- **Problem to work on**
Quote the listing in full, exactly as given, minus any pictures.

- **Provided records**
========================

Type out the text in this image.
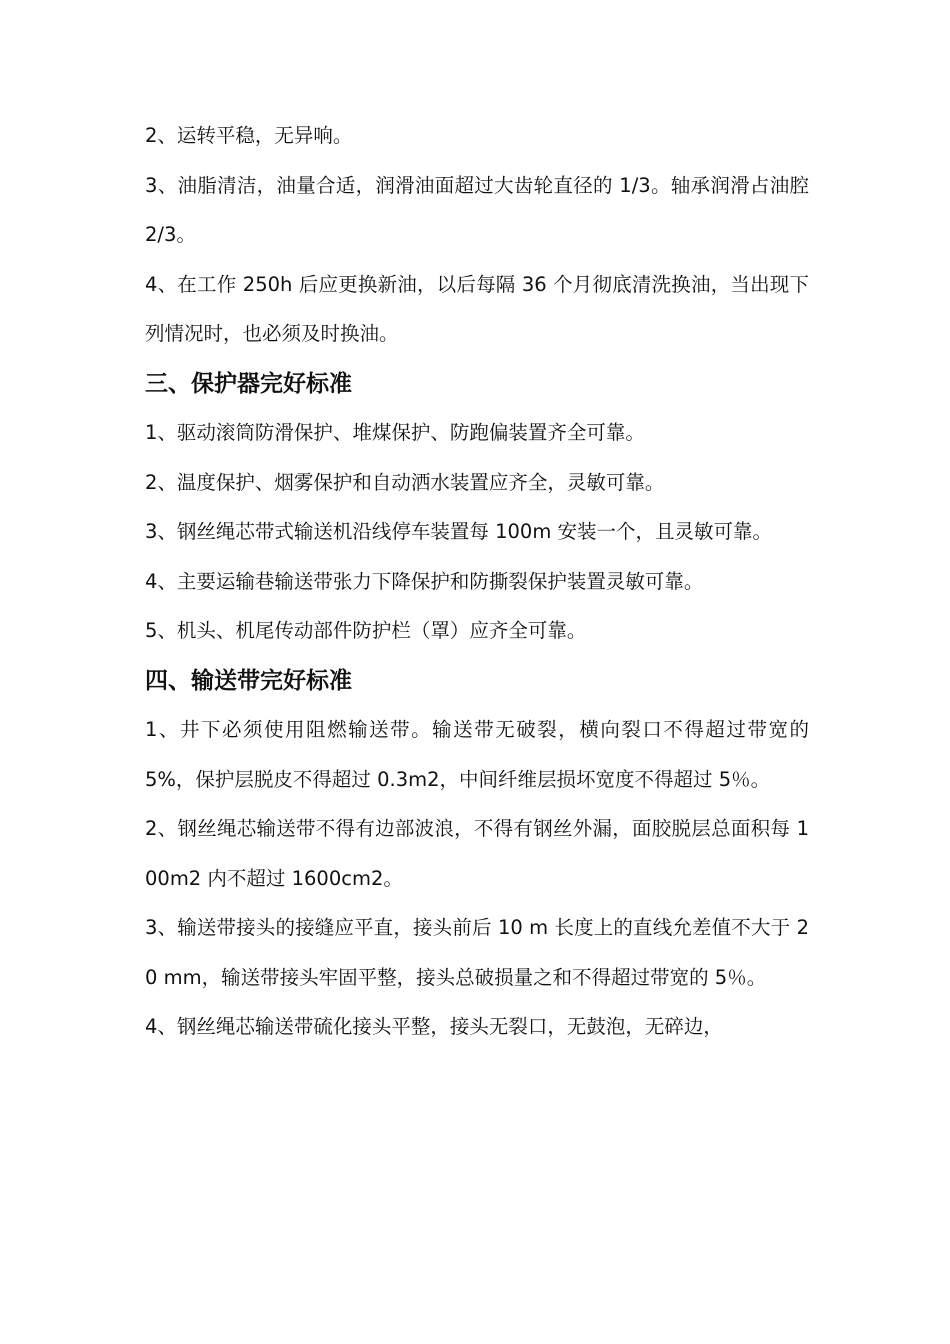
2、运转平稳，无异响。

3、油脂清洁，油量合适，润滑油面超过大齿轮直径的 1/3。轴承润滑占油腔 2/3。

4、在工作 250h 后应更换新油，以后每隔 36 个月彻底清洗换油，当出现下列情况时，也必须及时换油。

三、保护器完好标准

1、驱动滚筒防滑保护、堆煤保护、防跑偏装置齐全可靠。

2、温度保护、烟雾保护和自动洒水装置应齐全，灵敏可靠。

3、钢丝绳芯带式输送机沿线停车装置每 100m 安装一个，且灵敏可靠。

4、主要运输巷输送带张力下降保护和防撕裂保护装置灵敏可靠。

5、机头、机尾传动部件防护栏（罩）应齐全可靠。

四、输送带完好标准

1、井下必须使用阻燃输送带。输送带无破裂，横向裂口不得超过带宽的 5%，保护层脱皮不得超过 0.3m2，中间纤维层损坏宽度不得超过 5％。

2、钢丝绳芯输送带不得有边部波浪，不得有钢丝外漏，面胶脱层总面积每 100m2 内不超过 1600cm2。

3、输送带接头的接缝应平直，接头前后 10 m 长度上的直线允差值不大于 20 mm，输送带接头牢固平整，接头总破损量之和不得超过带宽的 5％。

4、钢丝绳芯输送带硫化接头平整，接头无裂口，无鼓泡，无碎边，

========================

- **Final result**
Type out the text in this image.
2、运转平稳，无异响。

3、油脂清洁，油量合适，润滑油面超过大齿轮直径的 1/3。轴承润滑占油腔 2/3。

4、在工作 250h 后应更换新油，以后每隔 36 个月彻底清洗换油，当出现下列情况时，也必须及时换油。

三、保护器完好标准

1、驱动滚筒防滑保护、堆煤保护、防跑偏装置齐全可靠。

2、温度保护、烟雾保护和自动洒水装置应齐全，灵敏可靠。

3、钢丝绳芯带式输送机沿线停车装置每 100m 安装一个，且灵敏可靠。

4、主要运输巷输送带张力下降保护和防撕裂保护装置灵敏可靠。

5、机头、机尾传动部件防护栏（罩）应齐全可靠。

四、输送带完好标准

1、井下必须使用阻燃输送带。输送带无破裂，横向裂口不得超过带宽的 5%，保护层脱皮不得超过 0.3m2，中间纤维层损坏宽度不得超过 5％。

2、钢丝绳芯输送带不得有边部波浪，不得有钢丝外漏，面胶脱层总面积每 100m2 内不超过 1600cm2。

3、输送带接头的接缝应平直，接头前后 10 m 长度上的直线允差值不大于 20 mm，输送带接头牢固平整，接头总破损量之和不得超过带宽的 5％。

4、钢丝绳芯输送带硫化接头平整，接头无裂口，无鼓泡，无碎边，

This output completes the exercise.